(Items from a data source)
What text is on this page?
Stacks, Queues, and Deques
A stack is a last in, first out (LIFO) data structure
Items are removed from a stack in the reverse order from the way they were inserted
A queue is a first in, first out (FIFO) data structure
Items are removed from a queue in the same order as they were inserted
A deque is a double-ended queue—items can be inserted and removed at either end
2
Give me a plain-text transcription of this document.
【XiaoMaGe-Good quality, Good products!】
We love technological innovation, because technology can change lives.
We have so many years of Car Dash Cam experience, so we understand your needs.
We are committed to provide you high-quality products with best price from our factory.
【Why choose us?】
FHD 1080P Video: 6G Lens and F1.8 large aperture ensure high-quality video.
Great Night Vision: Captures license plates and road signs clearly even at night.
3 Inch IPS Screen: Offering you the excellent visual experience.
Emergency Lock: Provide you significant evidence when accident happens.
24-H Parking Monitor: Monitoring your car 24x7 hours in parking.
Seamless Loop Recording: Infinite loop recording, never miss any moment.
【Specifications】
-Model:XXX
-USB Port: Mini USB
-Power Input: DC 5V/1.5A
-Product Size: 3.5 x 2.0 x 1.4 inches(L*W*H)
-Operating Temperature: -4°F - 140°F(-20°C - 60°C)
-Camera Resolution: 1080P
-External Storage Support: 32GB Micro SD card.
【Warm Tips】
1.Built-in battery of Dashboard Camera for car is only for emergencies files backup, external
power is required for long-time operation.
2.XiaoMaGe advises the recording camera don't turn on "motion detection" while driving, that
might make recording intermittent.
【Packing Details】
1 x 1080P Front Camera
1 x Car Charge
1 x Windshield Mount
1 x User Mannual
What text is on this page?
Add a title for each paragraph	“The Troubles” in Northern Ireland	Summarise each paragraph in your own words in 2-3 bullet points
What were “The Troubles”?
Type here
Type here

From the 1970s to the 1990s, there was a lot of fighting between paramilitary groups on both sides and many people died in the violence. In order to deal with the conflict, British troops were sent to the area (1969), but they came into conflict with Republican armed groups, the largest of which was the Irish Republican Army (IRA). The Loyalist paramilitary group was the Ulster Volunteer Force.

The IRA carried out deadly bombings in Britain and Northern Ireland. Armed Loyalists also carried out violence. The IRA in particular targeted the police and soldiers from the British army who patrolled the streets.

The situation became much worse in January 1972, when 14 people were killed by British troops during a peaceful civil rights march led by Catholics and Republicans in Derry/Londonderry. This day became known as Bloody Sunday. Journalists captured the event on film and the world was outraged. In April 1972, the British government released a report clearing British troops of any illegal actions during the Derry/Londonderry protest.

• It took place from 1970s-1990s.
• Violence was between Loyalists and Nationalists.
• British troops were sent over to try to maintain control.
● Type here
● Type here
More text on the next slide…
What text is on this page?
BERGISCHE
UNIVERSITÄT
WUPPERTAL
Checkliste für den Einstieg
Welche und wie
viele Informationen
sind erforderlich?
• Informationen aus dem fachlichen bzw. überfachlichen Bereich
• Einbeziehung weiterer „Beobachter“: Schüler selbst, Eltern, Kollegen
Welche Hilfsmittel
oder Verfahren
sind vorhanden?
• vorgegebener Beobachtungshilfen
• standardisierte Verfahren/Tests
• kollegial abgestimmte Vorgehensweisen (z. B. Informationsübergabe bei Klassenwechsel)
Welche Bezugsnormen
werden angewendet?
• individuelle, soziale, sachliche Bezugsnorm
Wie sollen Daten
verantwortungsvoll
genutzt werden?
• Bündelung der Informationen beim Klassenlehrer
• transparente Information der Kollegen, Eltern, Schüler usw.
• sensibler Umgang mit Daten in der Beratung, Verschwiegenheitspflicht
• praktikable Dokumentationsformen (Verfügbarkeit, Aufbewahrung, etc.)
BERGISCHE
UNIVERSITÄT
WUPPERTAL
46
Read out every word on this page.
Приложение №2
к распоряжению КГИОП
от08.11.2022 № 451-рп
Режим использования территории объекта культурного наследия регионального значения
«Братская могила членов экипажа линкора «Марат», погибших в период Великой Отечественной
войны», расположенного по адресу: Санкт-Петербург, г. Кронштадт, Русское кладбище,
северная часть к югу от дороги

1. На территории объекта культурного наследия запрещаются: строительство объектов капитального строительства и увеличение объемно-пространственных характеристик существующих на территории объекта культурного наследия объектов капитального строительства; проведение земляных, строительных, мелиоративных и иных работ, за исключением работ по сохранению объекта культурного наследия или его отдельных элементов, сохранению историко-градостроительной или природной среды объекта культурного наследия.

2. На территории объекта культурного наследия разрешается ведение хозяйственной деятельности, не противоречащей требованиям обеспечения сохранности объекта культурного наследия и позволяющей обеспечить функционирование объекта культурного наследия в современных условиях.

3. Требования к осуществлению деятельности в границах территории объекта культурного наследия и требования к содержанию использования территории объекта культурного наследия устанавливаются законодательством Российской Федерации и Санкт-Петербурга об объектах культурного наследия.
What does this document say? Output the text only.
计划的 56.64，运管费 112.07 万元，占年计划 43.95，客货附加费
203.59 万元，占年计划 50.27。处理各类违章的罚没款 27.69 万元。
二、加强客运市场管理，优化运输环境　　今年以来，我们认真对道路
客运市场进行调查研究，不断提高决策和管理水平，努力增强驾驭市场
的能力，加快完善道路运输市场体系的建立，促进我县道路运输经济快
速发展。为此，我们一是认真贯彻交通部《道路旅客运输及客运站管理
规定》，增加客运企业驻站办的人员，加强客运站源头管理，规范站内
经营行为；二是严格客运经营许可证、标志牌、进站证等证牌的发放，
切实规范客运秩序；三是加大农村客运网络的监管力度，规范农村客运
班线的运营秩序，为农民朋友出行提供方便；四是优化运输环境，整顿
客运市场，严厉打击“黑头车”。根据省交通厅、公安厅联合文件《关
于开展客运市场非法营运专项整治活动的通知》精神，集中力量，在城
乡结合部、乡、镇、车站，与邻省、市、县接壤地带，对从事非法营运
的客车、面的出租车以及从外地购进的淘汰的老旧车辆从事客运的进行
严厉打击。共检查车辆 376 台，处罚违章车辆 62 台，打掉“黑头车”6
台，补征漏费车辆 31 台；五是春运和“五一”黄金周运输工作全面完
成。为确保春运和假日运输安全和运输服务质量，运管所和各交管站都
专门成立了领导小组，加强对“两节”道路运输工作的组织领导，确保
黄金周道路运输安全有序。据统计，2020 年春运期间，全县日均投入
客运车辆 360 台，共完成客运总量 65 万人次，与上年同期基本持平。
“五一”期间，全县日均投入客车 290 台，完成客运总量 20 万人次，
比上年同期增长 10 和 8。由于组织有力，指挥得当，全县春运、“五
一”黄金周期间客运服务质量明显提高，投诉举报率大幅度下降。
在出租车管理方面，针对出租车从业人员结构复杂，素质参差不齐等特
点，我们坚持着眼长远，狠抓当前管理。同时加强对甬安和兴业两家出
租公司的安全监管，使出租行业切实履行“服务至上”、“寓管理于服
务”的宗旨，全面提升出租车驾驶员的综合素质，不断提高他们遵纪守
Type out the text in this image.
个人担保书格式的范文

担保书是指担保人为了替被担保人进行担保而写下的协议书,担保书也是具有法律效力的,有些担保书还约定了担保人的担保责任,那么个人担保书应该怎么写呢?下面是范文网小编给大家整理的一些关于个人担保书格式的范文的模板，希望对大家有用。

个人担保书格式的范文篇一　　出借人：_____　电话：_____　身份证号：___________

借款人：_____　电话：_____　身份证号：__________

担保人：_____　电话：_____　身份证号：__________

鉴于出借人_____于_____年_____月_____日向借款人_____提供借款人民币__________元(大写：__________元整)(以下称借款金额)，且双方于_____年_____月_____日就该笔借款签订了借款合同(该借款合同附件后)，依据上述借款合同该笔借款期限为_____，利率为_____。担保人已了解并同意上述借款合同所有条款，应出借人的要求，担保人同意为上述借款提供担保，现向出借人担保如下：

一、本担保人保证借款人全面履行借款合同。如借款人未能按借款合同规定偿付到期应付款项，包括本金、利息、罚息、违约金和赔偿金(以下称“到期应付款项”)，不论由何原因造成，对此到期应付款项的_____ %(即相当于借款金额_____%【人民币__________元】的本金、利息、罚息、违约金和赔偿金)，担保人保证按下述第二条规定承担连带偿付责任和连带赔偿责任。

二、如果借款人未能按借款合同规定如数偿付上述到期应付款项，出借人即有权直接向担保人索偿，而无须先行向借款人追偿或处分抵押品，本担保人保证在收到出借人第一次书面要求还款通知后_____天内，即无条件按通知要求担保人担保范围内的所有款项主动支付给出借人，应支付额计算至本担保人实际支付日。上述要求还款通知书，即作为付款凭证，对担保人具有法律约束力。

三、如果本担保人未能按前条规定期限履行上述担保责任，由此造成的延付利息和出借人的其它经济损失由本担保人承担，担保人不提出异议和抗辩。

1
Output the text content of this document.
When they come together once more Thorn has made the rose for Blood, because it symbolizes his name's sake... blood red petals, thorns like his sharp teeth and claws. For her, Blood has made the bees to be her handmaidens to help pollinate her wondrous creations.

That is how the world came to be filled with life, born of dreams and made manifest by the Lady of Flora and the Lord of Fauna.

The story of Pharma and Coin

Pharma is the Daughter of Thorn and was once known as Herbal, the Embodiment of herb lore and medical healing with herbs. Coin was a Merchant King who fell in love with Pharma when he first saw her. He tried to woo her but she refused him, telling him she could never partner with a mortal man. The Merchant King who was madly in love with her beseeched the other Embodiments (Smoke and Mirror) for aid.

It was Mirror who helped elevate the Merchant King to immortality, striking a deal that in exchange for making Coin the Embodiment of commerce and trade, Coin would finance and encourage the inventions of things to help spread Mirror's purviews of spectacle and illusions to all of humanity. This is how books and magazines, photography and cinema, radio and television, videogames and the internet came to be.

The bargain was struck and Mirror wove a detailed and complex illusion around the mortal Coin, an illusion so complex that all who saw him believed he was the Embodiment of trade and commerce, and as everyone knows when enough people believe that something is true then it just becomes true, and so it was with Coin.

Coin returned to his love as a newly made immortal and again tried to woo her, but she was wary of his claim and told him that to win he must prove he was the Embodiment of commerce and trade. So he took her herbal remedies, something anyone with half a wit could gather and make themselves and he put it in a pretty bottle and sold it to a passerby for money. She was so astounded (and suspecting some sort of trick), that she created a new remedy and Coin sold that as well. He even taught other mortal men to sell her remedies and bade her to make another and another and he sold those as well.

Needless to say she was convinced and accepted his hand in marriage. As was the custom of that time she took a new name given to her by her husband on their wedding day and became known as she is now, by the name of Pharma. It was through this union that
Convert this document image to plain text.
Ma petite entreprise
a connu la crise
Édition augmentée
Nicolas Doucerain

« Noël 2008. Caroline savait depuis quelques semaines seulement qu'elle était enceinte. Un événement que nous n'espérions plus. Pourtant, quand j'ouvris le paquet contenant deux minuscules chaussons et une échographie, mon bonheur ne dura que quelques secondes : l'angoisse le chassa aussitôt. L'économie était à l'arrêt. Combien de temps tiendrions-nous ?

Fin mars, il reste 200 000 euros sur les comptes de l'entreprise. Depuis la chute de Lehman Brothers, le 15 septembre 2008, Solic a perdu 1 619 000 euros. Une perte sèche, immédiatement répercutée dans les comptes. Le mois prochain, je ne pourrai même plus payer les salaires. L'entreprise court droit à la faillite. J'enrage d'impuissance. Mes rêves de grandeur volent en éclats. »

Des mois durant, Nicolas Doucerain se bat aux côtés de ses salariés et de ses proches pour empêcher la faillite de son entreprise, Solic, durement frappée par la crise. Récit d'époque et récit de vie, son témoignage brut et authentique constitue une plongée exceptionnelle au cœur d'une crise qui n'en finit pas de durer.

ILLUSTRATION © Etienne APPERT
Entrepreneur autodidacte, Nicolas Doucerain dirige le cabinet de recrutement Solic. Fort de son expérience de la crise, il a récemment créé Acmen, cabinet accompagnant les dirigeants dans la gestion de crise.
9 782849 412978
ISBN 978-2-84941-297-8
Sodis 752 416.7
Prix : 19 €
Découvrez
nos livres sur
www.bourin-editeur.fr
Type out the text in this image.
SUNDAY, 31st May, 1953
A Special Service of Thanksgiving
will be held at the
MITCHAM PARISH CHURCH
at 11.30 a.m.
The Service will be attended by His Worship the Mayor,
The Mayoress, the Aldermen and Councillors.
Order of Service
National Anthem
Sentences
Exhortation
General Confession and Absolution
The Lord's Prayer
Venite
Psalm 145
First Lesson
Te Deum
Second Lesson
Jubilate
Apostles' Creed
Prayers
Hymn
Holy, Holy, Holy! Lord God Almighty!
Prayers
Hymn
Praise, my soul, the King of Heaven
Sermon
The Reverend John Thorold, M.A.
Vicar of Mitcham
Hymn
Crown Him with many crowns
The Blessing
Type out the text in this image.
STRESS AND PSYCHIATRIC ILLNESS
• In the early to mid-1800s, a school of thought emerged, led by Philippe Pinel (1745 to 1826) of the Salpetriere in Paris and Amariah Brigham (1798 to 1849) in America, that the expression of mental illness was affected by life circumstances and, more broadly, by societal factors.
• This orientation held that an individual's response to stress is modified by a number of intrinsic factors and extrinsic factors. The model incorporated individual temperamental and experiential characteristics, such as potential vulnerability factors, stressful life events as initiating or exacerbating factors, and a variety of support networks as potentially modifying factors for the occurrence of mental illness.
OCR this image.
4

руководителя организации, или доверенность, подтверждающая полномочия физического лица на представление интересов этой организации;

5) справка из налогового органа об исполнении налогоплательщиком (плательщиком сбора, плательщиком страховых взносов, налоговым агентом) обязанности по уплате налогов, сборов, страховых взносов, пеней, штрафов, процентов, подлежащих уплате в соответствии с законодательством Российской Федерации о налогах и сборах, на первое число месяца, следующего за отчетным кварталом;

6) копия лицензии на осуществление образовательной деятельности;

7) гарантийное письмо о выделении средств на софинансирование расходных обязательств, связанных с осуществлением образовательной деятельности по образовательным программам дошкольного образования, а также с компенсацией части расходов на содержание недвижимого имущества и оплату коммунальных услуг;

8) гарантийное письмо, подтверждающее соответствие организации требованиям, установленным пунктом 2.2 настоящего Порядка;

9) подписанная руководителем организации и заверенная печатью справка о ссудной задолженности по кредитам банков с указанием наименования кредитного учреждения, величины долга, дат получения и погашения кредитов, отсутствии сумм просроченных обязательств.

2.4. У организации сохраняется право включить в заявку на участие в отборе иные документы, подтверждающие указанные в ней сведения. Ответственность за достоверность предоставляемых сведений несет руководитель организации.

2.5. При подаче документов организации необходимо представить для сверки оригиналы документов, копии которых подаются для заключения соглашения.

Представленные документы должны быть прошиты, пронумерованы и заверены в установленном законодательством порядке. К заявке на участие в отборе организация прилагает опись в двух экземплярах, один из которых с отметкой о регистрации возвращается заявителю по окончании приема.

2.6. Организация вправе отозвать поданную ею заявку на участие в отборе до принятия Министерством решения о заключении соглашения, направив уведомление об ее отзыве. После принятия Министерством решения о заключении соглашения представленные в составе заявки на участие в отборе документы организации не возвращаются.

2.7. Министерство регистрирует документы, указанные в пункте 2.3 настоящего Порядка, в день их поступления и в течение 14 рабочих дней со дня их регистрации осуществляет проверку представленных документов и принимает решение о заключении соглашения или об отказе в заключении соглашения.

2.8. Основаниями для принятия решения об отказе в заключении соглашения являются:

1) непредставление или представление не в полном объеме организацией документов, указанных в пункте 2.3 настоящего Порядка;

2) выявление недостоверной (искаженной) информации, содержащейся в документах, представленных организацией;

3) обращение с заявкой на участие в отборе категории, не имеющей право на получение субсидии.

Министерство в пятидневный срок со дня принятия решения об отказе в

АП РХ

Work to complete:
From the records above, how many lines include the word "became"? Only the number is wanted.

Answer to the exercise:
2